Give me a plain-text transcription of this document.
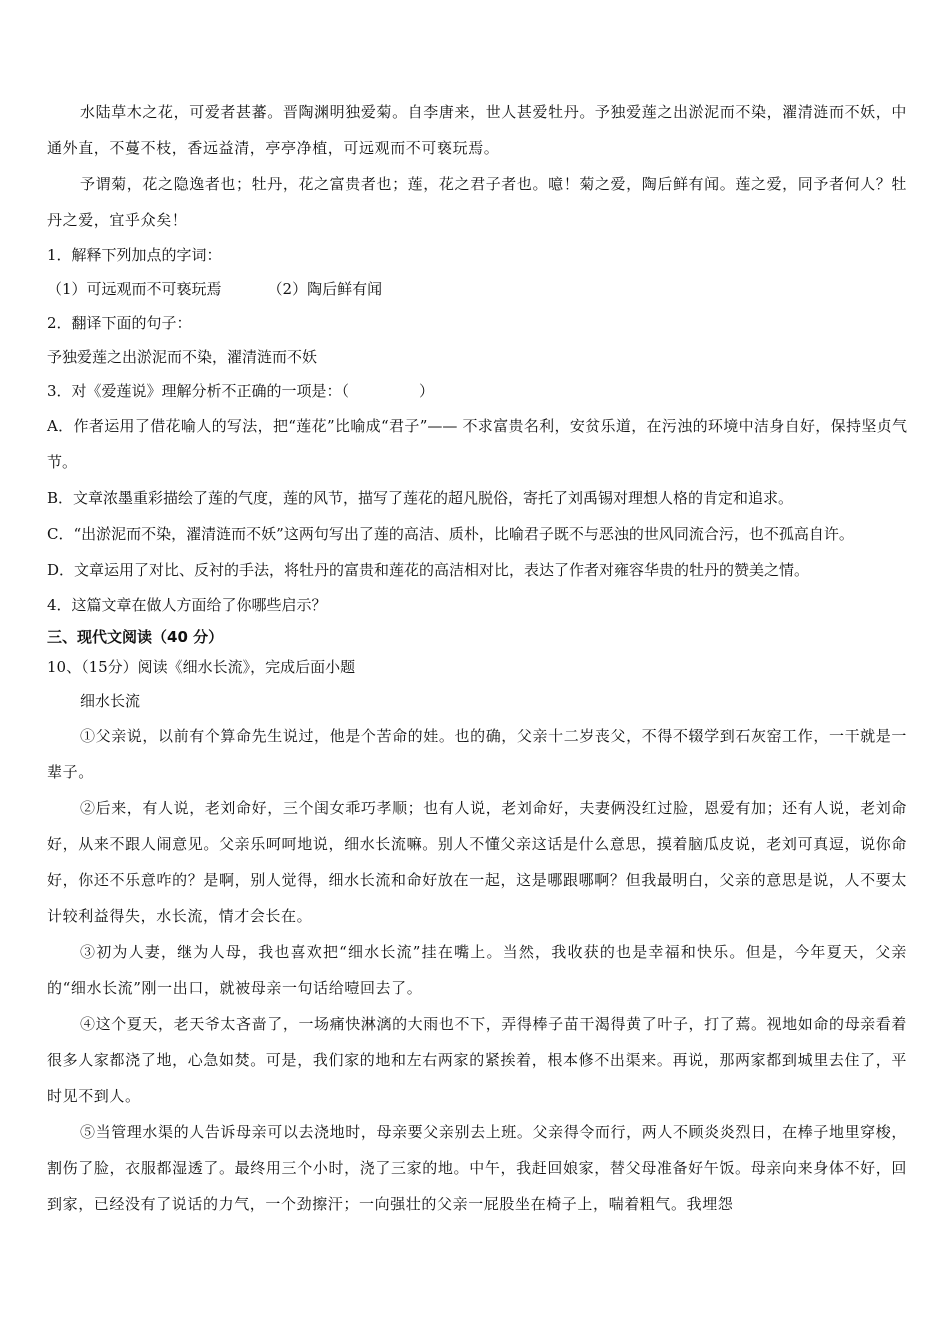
水陆草木之花，可爱者甚蕃。晋陶渊明独爱菊。自李唐来，世人甚爱牡丹。予独爱莲之出淤泥而不染，濯清涟而不妖，中通外直，不蔓不枝，香远益清，亭亭净植，可远观而不可亵玩焉。

予谓菊，花之隐逸者也；牡丹，花之富贵者也；莲，花之君子者也。噫！菊之爱，陶后鲜有闻。莲之爱，同予者何人？牡丹之爱，宜乎众矣！

1．解释下列加点的字词：

（1）可远观而不可亵玩焉	（2）陶后鲜有闻

2．翻译下面的句子：

予独爱莲之出淤泥而不染，濯清涟而不妖

3．对《爱莲说》理解分析不正确的一项是：（	）

A．作者运用了借花喻人的写法，把“莲花”比喻成“君子”—— 不求富贵名利，安贫乐道，在污浊的环境中洁身自好，保持坚贞气节。

B．文章浓墨重彩描绘了莲的气度，莲的风节，描写了莲花的超凡脱俗，寄托了刘禹锡对理想人格的肯定和追求。

C．“出淤泥而不染，濯清涟而不妖”这两句写出了莲的高洁、质朴，比喻君子既不与恶浊的世风同流合污，也不孤高自许。

D．文章运用了对比、反衬的手法，将牡丹的富贵和莲花的高洁相对比，表达了作者对雍容华贵的牡丹的赞美之情。

4．这篇文章在做人方面给了你哪些启示？

三、现代文阅读（40 分）

10、（15分）阅读《细水长流》，完成后面小题

细水长流

①父亲说，以前有个算命先生说过，他是个苦命的娃。也的确，父亲十二岁丧父，不得不辍学到石灰窑工作，一干就是一辈子。

②后来，有人说，老刘命好，三个闺女乖巧孝顺；也有人说，老刘命好，夫妻俩没红过脸，恩爱有加；还有人说，老刘命好，从来不跟人闹意见。父亲乐呵呵地说，细水长流嘛。别人不懂父亲这话是什么意思，摸着脑瓜皮说，老刘可真逗，说你命好，你还不乐意咋的？是啊，别人觉得，细水长流和命好放在一起，这是哪跟哪啊？但我最明白，父亲的意思是说，人不要太计较利益得失，水长流，情才会长在。

③初为人妻，继为人母，我也喜欢把“细水长流”挂在嘴上。当然，我收获的也是幸福和快乐。但是，今年夏天，父亲的“细水长流”刚一出口，就被母亲一句话给噎回去了。

④这个夏天，老天爷太吝啬了，一场痛快淋漓的大雨也不下，弄得棒子苗干渴得黄了叶子，打了蔫。视地如命的母亲看着很多人家都浇了地，心急如焚。可是，我们家的地和左右两家的紧挨着，根本修不出渠来。再说，那两家都到城里去住了，平时见不到人。

⑤当管理水渠的人告诉母亲可以去浇地时，母亲要父亲别去上班。父亲得令而行，两人不顾炎炎烈日，在棒子地里穿梭，割伤了脸，衣服都湿透了。最终用三个小时，浇了三家的地。中午，我赶回娘家，替父母准备好午饭。母亲向来身体不好，回到家，已经没有了说话的力气，一个劲擦汗；一向强壮的父亲一屁股坐在椅子上，喘着粗气。我埋怨
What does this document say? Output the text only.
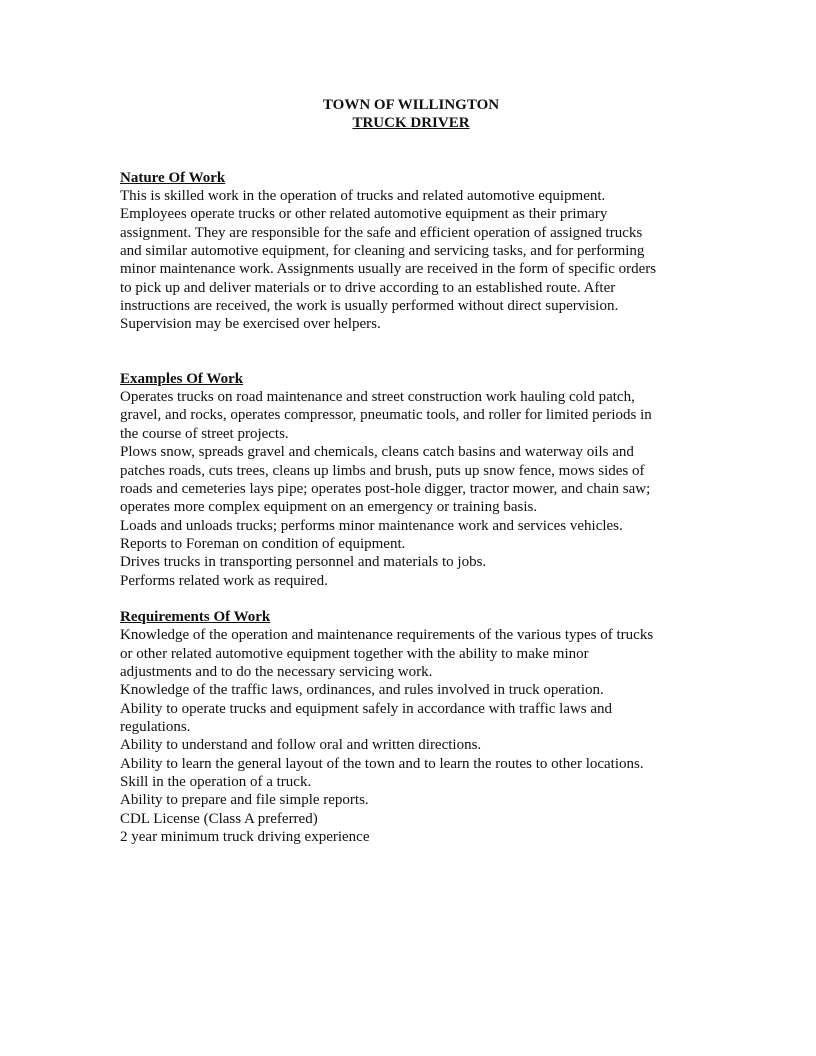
TOWN OF WILLINGTON
TRUCK DRIVER
Nature Of Work
This is skilled work in the operation of trucks and related automotive equipment.
Employees operate trucks or other related automotive equipment as their primary
assignment. They are responsible for the safe and efficient operation of assigned trucks
and similar automotive equipment, for cleaning and servicing tasks, and for performing
minor maintenance work. Assignments usually are received in the form of specific orders
to pick up and deliver materials or to drive according to an established route. After
instructions are received, the work is usually performed without direct supervision.
Supervision may be exercised over helpers.
Examples Of Work
Operates trucks on road maintenance and street construction work hauling cold patch,
gravel, and rocks, operates compressor, pneumatic tools, and roller for limited periods in
the course of street projects.
Plows snow, spreads gravel and chemicals, cleans catch basins and waterway oils and
patches roads, cuts trees, cleans up limbs and brush, puts up snow fence, mows sides of
roads and cemeteries lays pipe; operates post-hole digger, tractor mower, and chain saw;
operates more complex equipment on an emergency or training basis.
Loads and unloads trucks; performs minor maintenance work and services vehicles.
Reports to Foreman on condition of equipment.
Drives trucks in transporting personnel and materials to jobs.
Performs related work as required.
Requirements Of Work
Knowledge of the operation and maintenance requirements of the various types of trucks
or other related automotive equipment together with the ability to make minor
adjustments and to do the necessary servicing work.
Knowledge of the traffic laws, ordinances, and rules involved in truck operation.
Ability to operate trucks and equipment safely in accordance with traffic laws and
regulations.
Ability to understand and follow oral and written directions.
Ability to learn the general layout of the town and to learn the routes to other locations.
Skill in the operation of a truck.
Ability to prepare and file simple reports.
CDL License (Class A preferred)
2 year minimum truck driving experience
=-=-=-=-=
__DIRECTION__
Return the entries unchanged, save for the pictures, which do not belong in the copy.

__FINAL ANSWER__
Give me a plain-text transcription of this document.
水陆草木之花，可爱者甚蕃。晋陶渊明独爱菊。自李唐来，世人甚爱牡丹。予独爱莲之出淤泥而不染，濯清涟而不妖，中通外直，不蔓不枝，香远益清，亭亭净植，可远观而不可亵玩焉。

予谓菊，花之隐逸者也；牡丹，花之富贵者也；莲，花之君子者也。噫！菊之爱，陶后鲜有闻。莲之爱，同予者何人？牡丹之爱，宜乎众矣！

1．解释下列加点的字词：

（1）可远观而不可亵玩焉	（2）陶后鲜有闻

2．翻译下面的句子：

予独爱莲之出淤泥而不染，濯清涟而不妖

3．对《爱莲说》理解分析不正确的一项是：（	）

A．作者运用了借花喻人的写法，把“莲花”比喻成“君子”—— 不求富贵名利，安贫乐道，在污浊的环境中洁身自好，保持坚贞气节。

B．文章浓墨重彩描绘了莲的气度，莲的风节，描写了莲花的超凡脱俗，寄托了刘禹锡对理想人格的肯定和追求。

C．“出淤泥而不染，濯清涟而不妖”这两句写出了莲的高洁、质朴，比喻君子既不与恶浊的世风同流合污，也不孤高自许。

D．文章运用了对比、反衬的手法，将牡丹的富贵和莲花的高洁相对比，表达了作者对雍容华贵的牡丹的赞美之情。

4．这篇文章在做人方面给了你哪些启示？

三、现代文阅读（40 分）

10、（15分）阅读《细水长流》，完成后面小题

细水长流

①父亲说，以前有个算命先生说过，他是个苦命的娃。也的确，父亲十二岁丧父，不得不辍学到石灰窑工作，一干就是一辈子。

②后来，有人说，老刘命好，三个闺女乖巧孝顺；也有人说，老刘命好，夫妻俩没红过脸，恩爱有加；还有人说，老刘命好，从来不跟人闹意见。父亲乐呵呵地说，细水长流嘛。别人不懂父亲这话是什么意思，摸着脑瓜皮说，老刘可真逗，说你命好，你还不乐意咋的？是啊，别人觉得，细水长流和命好放在一起，这是哪跟哪啊？但我最明白，父亲的意思是说，人不要太计较利益得失，水长流，情才会长在。

③初为人妻，继为人母，我也喜欢把“细水长流”挂在嘴上。当然，我收获的也是幸福和快乐。但是，今年夏天，父亲的“细水长流”刚一出口，就被母亲一句话给噎回去了。

④这个夏天，老天爷太吝啬了，一场痛快淋漓的大雨也不下，弄得棒子苗干渴得黄了叶子，打了蔫。视地如命的母亲看着很多人家都浇了地，心急如焚。可是，我们家的地和左右两家的紧挨着，根本修不出渠来。再说，那两家都到城里去住了，平时见不到人。

⑤当管理水渠的人告诉母亲可以去浇地时，母亲要父亲别去上班。父亲得令而行，两人不顾炎炎烈日，在棒子地里穿梭，割伤了脸，衣服都湿透了。最终用三个小时，浇了三家的地。中午，我赶回娘家，替父母准备好午饭。母亲向来身体不好，回到家，已经没有了说话的力气，一个劲擦汗；一向强壮的父亲一屁股坐在椅子上，喘着粗气。我埋怨
What does this document say? Output the text only.
TOWN OF WILLINGTON
TRUCK DRIVER
Nature Of Work
This is skilled work in the operation of trucks and related automotive equipment.
Employees operate trucks or other related automotive equipment as their primary
assignment. They are responsible for the safe and efficient operation of assigned trucks
and similar automotive equipment, for cleaning and servicing tasks, and for performing
minor maintenance work. Assignments usually are received in the form of specific orders
to pick up and deliver materials or to drive according to an established route. After
instructions are received, the work is usually performed without direct supervision.
Supervision may be exercised over helpers.
Examples Of Work
Operates trucks on road maintenance and street construction work hauling cold patch,
gravel, and rocks, operates compressor, pneumatic tools, and roller for limited periods in
the course of street projects.
Plows snow, spreads gravel and chemicals, cleans catch basins and waterway oils and
patches roads, cuts trees, cleans up limbs and brush, puts up snow fence, mows sides of
roads and cemeteries lays pipe; operates post-hole digger, tractor mower, and chain saw;
operates more complex equipment on an emergency or training basis.
Loads and unloads trucks; performs minor maintenance work and services vehicles.
Reports to Foreman on condition of equipment.
Drives trucks in transporting personnel and materials to jobs.
Performs related work as required.
Requirements Of Work
Knowledge of the operation and maintenance requirements of the various types of trucks
or other related automotive equipment together with the ability to make minor
adjustments and to do the necessary servicing work.
Knowledge of the traffic laws, ordinances, and rules involved in truck operation.
Ability to operate trucks and equipment safely in accordance with traffic laws and
regulations.
Ability to understand and follow oral and written directions.
Ability to learn the general layout of the town and to learn the routes to other locations.
Skill in the operation of a truck.
Ability to prepare and file simple reports.
CDL License (Class A preferred)
2 year minimum truck driving experience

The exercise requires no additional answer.